= Supplied records =
______________________________

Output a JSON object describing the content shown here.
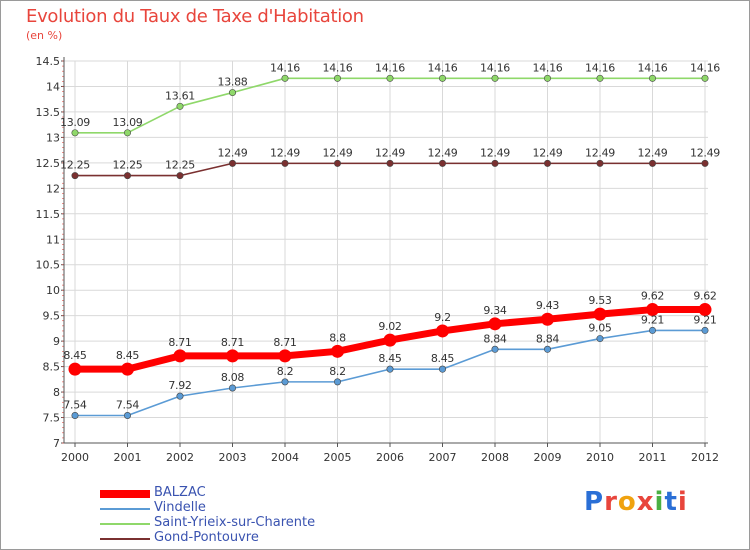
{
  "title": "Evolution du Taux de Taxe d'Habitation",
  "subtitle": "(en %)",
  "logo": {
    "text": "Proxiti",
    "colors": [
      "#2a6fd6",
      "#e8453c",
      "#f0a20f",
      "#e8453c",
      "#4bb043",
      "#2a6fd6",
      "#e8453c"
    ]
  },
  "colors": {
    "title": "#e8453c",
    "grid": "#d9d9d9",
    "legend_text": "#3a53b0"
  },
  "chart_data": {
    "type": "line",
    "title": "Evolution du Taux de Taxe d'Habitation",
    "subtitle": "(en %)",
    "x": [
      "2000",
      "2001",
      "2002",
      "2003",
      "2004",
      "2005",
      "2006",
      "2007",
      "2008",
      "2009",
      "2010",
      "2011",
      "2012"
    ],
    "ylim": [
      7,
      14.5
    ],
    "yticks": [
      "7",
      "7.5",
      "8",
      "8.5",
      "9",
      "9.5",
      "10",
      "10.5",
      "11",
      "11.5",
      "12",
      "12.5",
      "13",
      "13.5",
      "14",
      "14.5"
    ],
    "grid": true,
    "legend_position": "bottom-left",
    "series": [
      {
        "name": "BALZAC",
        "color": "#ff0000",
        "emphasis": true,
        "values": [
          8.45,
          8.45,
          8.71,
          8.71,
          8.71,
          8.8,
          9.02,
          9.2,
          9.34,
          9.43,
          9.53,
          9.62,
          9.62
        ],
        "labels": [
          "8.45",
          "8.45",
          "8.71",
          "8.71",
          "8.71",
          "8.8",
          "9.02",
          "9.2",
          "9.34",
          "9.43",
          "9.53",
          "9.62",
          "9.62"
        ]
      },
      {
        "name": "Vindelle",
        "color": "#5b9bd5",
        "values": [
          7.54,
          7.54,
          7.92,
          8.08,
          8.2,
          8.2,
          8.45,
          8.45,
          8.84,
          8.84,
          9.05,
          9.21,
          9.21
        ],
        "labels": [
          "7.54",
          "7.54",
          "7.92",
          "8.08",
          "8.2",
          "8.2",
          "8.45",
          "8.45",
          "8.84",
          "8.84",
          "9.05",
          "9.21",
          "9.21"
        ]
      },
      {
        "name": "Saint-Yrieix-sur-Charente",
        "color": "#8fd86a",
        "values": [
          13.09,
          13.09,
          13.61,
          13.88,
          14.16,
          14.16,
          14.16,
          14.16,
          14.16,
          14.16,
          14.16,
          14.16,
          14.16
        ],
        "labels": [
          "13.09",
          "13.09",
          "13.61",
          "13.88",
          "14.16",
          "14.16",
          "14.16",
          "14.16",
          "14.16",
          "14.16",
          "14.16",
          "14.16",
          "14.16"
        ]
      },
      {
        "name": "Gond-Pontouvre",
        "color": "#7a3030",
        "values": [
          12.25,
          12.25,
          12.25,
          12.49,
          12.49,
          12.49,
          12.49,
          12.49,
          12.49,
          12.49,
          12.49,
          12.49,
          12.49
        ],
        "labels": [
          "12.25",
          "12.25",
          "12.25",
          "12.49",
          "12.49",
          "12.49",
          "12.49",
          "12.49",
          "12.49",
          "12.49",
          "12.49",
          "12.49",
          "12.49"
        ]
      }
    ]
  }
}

______________________________

= What to work on =
Across the records above, count the lines holding "Taux" and reply with that number alone.

= Task answer =
2